EXERCISE DETAILS:
Check each line of the entries below for the string "Design"; copy every line where it appears.

"""

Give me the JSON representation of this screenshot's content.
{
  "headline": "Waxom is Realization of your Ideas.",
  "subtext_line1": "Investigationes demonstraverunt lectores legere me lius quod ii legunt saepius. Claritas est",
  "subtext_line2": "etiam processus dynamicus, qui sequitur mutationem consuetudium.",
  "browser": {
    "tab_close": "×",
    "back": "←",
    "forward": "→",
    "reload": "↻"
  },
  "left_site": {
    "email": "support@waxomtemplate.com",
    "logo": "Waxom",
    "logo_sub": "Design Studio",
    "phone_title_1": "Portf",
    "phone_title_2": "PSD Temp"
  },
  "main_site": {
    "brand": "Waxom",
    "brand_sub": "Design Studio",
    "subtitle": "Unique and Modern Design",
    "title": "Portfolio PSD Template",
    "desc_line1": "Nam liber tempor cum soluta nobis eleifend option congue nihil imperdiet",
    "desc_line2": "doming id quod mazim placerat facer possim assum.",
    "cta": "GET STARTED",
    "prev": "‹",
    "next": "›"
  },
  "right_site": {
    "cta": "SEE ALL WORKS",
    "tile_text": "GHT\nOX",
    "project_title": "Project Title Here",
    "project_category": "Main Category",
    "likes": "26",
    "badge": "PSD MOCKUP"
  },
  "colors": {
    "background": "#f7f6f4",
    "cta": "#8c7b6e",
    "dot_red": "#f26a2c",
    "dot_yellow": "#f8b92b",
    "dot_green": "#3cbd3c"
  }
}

"""

WRITTEN ANSWER:
    "logo_sub": "Design Studio",
    "brand_sub": "Design Studio",
    "subtitle": "Unique and Modern Design",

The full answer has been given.